Task to carry out —
If a line of the entries below includes the word "zoom", it counts; state the total and nothing further.

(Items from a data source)
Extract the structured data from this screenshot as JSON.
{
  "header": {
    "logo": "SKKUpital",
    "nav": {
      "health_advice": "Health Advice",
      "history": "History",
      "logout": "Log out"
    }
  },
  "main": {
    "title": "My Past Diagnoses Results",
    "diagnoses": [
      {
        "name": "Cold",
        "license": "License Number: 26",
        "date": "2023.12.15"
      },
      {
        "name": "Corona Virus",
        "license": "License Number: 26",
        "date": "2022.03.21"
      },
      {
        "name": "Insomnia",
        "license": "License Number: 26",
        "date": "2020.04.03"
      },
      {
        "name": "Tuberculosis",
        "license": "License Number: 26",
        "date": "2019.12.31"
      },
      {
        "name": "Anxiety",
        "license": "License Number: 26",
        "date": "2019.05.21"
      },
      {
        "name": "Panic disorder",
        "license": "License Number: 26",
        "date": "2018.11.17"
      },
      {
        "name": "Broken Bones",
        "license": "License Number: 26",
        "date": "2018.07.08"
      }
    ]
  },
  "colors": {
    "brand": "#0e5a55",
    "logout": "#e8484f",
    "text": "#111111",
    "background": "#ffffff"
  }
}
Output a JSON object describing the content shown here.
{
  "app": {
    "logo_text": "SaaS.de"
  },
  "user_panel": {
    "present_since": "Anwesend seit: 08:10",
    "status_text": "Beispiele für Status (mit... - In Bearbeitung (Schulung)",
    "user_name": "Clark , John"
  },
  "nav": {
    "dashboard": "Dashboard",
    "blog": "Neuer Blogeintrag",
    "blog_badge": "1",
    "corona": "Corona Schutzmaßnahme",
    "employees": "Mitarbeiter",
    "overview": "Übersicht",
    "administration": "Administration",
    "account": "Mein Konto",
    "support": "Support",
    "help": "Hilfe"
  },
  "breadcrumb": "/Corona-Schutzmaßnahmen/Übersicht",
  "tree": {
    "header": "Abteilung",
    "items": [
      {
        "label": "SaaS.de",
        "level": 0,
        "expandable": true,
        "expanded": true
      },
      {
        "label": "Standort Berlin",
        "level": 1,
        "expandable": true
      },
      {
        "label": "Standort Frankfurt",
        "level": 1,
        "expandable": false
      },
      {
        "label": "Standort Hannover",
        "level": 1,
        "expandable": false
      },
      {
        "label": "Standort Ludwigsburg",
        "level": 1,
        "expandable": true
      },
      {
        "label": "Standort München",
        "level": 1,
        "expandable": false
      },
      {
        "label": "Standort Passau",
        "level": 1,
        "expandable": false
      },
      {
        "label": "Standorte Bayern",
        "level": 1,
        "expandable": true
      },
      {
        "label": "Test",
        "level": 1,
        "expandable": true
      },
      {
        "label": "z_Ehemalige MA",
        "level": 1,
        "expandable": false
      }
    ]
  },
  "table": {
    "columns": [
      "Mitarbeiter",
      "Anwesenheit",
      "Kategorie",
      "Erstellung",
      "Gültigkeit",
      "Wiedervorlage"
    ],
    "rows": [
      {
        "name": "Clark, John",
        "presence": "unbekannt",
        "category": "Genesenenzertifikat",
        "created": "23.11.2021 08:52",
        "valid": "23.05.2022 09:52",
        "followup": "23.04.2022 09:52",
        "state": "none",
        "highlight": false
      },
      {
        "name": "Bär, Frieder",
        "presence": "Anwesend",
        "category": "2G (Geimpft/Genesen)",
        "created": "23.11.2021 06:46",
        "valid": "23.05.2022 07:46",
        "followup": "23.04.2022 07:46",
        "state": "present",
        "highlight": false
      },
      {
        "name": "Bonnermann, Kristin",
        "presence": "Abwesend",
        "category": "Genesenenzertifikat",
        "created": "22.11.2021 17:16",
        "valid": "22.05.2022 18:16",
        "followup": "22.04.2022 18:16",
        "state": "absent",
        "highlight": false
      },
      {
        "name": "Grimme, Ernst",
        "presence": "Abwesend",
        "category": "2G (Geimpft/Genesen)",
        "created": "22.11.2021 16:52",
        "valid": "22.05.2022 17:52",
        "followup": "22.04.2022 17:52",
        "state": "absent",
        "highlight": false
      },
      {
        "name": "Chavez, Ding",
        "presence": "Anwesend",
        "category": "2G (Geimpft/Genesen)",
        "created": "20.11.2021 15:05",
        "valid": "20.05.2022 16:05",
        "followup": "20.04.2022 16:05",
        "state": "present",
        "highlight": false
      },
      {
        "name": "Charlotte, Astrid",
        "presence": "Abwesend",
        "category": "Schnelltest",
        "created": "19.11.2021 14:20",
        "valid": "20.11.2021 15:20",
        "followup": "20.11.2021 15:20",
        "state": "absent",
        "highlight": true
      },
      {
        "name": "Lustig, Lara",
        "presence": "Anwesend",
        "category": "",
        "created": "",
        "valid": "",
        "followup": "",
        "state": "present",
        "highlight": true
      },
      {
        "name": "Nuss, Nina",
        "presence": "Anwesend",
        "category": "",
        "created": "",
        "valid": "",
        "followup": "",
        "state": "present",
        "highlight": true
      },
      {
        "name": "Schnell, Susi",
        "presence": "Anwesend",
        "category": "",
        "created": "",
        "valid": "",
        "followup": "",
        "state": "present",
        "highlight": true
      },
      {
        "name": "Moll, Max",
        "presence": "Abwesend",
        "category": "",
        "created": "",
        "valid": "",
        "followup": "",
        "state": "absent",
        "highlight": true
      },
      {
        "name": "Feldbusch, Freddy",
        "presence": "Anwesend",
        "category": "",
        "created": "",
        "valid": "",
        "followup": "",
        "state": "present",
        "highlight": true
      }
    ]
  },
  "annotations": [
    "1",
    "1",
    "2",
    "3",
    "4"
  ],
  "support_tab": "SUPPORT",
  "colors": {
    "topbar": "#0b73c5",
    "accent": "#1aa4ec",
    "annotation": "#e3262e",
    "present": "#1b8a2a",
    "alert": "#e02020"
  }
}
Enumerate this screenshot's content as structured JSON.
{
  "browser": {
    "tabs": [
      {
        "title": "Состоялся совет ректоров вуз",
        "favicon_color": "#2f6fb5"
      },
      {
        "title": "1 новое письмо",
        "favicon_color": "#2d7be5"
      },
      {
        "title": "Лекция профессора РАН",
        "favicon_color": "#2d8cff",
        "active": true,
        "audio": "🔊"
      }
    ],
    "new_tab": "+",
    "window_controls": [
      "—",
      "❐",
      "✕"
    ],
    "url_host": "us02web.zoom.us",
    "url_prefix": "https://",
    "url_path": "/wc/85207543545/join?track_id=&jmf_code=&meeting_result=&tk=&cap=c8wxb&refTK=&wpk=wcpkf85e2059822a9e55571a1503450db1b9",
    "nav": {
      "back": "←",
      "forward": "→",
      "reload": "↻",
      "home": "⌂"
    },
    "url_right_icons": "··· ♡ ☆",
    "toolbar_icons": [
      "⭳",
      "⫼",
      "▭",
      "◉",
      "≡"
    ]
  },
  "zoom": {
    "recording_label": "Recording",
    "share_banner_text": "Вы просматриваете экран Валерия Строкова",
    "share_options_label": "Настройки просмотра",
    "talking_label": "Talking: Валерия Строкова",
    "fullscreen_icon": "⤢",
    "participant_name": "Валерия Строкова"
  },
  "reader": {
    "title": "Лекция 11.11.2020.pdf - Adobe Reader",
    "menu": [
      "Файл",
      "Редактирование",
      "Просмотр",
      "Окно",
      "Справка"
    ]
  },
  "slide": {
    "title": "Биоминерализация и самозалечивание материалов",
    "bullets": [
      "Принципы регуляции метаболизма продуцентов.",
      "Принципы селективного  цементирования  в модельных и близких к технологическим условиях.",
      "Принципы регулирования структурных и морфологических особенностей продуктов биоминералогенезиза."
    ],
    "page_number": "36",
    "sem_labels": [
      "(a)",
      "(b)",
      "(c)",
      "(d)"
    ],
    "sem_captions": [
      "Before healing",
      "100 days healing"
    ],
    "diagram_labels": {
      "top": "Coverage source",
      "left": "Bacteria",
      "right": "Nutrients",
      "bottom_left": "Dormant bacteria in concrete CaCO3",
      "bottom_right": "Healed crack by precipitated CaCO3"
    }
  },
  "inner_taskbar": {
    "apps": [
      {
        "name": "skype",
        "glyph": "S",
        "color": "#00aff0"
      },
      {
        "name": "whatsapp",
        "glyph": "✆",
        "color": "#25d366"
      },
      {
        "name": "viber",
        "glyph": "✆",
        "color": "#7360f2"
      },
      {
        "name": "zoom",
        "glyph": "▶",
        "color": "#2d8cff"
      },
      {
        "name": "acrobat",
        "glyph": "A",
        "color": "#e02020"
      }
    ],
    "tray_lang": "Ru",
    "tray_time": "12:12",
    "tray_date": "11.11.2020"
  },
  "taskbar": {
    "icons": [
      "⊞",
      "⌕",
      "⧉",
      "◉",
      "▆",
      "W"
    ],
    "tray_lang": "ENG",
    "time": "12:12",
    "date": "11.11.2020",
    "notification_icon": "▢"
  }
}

Task result —
3